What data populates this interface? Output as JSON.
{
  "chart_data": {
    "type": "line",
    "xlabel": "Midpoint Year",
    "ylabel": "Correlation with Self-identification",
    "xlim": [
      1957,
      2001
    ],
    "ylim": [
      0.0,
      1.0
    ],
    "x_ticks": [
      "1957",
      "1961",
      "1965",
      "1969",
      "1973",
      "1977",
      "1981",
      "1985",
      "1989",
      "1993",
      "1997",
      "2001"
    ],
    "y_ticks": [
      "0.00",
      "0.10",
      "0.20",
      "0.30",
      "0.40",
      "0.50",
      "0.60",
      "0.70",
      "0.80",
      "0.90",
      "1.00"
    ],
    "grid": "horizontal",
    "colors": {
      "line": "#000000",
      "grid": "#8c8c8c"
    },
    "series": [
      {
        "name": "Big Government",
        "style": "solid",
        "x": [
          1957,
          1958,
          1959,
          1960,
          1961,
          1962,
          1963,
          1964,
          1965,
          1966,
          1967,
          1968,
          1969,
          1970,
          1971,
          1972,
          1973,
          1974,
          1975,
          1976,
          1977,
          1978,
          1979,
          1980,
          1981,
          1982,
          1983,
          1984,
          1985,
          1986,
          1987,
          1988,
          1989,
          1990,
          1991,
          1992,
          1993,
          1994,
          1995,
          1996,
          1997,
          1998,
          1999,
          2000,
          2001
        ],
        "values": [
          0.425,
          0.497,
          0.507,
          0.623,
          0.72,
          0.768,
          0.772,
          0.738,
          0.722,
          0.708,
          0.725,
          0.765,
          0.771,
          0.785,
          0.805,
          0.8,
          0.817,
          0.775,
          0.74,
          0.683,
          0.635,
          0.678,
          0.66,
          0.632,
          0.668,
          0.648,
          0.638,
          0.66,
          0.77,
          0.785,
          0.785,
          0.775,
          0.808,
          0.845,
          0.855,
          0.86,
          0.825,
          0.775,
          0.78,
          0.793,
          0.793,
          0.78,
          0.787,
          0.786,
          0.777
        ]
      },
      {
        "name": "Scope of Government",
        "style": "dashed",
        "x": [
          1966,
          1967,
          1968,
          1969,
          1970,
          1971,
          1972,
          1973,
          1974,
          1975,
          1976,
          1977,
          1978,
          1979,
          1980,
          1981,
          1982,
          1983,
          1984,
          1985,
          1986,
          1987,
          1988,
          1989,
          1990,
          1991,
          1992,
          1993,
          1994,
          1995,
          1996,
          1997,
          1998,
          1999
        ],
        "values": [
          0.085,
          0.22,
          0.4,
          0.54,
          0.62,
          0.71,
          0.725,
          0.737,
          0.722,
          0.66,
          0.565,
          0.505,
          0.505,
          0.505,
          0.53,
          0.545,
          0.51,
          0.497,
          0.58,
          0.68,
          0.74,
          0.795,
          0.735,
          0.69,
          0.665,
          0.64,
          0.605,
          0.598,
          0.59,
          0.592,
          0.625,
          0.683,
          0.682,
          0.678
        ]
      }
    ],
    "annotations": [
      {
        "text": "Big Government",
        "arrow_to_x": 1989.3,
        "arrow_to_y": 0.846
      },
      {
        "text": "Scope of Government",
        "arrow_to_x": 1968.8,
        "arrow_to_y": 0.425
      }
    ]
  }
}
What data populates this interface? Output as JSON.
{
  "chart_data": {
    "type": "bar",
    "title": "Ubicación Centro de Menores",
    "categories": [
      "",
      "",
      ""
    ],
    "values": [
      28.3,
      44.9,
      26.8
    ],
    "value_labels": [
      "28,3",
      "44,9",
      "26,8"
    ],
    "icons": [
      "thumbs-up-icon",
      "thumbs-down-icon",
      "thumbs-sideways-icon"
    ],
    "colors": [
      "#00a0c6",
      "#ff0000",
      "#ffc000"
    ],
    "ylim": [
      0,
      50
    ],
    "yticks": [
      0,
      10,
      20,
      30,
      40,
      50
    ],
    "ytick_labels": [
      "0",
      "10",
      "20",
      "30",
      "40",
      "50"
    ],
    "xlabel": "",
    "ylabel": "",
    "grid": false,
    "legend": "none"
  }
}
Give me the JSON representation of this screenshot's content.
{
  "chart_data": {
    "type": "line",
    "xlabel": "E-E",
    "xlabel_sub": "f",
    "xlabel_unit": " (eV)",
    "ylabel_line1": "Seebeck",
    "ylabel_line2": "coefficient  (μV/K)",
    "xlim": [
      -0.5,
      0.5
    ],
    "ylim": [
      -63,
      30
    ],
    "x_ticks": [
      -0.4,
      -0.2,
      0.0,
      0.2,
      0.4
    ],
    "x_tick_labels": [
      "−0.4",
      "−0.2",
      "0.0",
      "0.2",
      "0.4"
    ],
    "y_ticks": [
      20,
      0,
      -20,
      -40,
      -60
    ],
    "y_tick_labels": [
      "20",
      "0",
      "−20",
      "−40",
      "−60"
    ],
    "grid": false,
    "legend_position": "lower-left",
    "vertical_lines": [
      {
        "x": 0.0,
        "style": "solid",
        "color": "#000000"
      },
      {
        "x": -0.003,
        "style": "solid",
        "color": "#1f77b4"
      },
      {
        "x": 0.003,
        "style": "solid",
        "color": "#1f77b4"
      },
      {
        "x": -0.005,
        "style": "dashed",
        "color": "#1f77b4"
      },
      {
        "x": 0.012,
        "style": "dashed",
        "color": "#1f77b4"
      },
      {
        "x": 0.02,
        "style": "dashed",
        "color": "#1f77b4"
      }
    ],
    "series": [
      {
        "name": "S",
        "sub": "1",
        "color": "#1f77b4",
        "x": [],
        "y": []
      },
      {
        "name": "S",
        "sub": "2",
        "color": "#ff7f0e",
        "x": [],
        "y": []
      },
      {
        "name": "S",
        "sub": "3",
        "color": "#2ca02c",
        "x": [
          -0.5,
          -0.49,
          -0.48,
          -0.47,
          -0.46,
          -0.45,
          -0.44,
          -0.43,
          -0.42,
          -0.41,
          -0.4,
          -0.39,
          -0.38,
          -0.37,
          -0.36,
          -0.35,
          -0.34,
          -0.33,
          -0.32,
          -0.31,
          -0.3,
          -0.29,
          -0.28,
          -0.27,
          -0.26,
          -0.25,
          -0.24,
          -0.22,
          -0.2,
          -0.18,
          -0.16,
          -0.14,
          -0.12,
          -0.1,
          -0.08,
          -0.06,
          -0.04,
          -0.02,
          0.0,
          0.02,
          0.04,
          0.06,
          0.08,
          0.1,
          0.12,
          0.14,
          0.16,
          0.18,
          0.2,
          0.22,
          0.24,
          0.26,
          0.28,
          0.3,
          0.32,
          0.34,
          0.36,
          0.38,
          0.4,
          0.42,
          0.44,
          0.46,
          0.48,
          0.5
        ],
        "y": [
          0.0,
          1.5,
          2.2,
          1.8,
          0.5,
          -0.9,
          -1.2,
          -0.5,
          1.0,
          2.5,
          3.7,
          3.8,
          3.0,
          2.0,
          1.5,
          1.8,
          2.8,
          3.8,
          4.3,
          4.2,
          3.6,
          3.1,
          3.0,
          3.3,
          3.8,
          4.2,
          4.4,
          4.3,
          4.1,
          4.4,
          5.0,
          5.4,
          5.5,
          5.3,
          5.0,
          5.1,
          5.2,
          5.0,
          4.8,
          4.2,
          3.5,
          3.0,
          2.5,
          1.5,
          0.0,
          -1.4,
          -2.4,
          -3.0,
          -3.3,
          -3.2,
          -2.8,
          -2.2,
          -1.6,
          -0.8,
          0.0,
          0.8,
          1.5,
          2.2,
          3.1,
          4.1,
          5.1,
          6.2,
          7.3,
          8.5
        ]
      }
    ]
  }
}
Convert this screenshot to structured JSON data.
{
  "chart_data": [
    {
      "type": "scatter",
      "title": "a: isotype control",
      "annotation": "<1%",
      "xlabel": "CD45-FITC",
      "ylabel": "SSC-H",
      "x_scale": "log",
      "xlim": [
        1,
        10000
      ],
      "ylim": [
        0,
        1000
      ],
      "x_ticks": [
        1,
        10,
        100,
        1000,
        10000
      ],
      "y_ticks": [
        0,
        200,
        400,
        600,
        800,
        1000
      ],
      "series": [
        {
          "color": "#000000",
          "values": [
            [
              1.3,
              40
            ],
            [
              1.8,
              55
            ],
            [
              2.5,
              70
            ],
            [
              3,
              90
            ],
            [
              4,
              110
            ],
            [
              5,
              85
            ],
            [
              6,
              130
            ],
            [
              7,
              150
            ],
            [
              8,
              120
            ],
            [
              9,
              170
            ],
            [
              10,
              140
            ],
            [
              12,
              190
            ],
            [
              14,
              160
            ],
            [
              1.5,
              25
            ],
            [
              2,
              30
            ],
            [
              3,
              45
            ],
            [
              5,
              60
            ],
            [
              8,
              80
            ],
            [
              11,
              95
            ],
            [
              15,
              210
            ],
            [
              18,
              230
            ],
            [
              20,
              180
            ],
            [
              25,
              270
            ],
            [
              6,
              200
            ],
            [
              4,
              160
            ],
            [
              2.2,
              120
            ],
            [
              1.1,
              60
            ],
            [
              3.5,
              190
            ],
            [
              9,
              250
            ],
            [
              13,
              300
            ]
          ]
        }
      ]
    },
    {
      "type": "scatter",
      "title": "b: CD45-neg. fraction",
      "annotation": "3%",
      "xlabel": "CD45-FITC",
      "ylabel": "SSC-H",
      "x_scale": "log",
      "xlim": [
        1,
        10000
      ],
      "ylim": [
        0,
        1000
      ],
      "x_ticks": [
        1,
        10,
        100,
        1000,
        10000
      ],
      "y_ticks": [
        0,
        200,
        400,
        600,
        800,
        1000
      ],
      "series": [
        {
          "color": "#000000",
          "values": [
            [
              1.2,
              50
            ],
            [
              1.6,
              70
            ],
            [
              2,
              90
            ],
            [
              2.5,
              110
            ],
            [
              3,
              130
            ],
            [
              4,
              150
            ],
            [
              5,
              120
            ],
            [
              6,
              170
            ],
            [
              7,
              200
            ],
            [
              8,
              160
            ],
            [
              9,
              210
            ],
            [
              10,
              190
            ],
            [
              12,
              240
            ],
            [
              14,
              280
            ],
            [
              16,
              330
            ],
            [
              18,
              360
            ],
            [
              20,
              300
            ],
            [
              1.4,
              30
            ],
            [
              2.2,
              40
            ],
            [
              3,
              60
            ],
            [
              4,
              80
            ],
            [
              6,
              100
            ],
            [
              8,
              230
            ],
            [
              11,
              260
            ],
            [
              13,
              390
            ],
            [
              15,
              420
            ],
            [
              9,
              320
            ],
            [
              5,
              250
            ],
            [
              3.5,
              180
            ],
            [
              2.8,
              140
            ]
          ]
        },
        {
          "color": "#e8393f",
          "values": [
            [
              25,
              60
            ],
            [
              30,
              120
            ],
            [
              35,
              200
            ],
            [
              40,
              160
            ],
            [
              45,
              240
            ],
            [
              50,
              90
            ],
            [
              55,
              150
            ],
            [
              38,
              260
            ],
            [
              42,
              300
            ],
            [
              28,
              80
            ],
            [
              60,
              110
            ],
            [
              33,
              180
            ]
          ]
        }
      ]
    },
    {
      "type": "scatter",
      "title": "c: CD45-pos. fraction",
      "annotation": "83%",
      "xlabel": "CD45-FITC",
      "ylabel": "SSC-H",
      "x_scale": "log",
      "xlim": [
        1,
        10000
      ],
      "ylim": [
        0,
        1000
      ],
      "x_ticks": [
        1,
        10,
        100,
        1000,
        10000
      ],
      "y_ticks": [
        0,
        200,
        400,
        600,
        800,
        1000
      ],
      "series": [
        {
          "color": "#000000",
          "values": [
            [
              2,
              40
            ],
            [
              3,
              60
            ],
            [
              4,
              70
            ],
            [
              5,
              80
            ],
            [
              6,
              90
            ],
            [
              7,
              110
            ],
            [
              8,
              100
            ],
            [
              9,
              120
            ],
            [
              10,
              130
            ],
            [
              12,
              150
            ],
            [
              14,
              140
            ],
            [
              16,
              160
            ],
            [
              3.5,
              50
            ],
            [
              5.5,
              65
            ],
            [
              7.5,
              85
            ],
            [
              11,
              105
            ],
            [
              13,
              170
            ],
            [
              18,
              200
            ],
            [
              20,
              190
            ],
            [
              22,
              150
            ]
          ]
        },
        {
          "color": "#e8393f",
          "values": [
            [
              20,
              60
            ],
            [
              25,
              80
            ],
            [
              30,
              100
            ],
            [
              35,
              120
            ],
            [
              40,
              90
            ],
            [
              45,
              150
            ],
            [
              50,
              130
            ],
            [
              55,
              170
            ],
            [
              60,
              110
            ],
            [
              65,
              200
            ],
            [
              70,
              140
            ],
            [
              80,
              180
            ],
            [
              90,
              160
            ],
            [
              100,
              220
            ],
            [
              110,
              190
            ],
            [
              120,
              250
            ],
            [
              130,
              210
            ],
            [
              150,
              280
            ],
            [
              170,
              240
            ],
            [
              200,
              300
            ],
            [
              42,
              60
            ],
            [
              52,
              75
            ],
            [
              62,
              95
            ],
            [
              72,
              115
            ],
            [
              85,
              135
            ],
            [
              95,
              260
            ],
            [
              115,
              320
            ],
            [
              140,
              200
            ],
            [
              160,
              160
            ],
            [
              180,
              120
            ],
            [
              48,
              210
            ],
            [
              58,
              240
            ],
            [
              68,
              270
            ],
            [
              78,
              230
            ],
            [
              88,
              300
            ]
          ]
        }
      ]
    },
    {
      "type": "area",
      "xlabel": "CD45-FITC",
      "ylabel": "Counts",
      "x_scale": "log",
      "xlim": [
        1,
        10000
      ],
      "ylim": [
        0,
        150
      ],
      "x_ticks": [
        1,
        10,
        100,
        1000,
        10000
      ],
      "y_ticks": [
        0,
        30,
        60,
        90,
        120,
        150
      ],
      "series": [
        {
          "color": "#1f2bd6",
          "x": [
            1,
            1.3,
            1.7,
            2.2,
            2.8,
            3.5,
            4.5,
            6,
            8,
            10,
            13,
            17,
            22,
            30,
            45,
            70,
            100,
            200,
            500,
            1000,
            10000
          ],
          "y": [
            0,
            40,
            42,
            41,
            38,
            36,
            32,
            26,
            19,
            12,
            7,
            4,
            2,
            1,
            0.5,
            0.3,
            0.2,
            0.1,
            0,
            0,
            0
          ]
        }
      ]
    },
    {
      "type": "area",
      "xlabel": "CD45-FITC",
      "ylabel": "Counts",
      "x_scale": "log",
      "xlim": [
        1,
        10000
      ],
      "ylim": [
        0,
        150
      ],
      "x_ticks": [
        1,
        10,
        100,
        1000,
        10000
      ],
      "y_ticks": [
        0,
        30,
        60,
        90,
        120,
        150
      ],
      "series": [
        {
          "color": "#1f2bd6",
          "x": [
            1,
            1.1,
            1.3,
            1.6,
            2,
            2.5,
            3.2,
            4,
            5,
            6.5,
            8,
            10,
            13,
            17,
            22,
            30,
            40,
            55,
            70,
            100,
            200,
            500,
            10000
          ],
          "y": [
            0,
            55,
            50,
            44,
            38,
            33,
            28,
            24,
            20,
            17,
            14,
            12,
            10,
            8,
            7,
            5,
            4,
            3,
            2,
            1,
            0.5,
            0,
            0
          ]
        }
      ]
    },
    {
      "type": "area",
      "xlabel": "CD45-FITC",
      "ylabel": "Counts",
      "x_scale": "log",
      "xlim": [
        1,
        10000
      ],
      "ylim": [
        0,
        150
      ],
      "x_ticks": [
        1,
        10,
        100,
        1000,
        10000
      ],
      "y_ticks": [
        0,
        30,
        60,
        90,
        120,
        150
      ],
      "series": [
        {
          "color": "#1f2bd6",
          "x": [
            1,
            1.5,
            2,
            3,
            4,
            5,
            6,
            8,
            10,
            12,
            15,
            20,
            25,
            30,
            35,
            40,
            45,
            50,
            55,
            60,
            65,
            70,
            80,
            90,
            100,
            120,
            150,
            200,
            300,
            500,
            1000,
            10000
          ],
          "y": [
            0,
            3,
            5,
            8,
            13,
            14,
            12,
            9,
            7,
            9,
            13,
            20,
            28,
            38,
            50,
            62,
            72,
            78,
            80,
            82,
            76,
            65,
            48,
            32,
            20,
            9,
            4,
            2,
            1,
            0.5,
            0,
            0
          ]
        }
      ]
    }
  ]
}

TASK OBJECTIVE: Look through the data above. Copy every line with the string "grid" in it.

RESULT OF THE TASK:
    "grid": "horizontal",
      "grid": "#8c8c8c"
    "grid": false,
    "grid": false,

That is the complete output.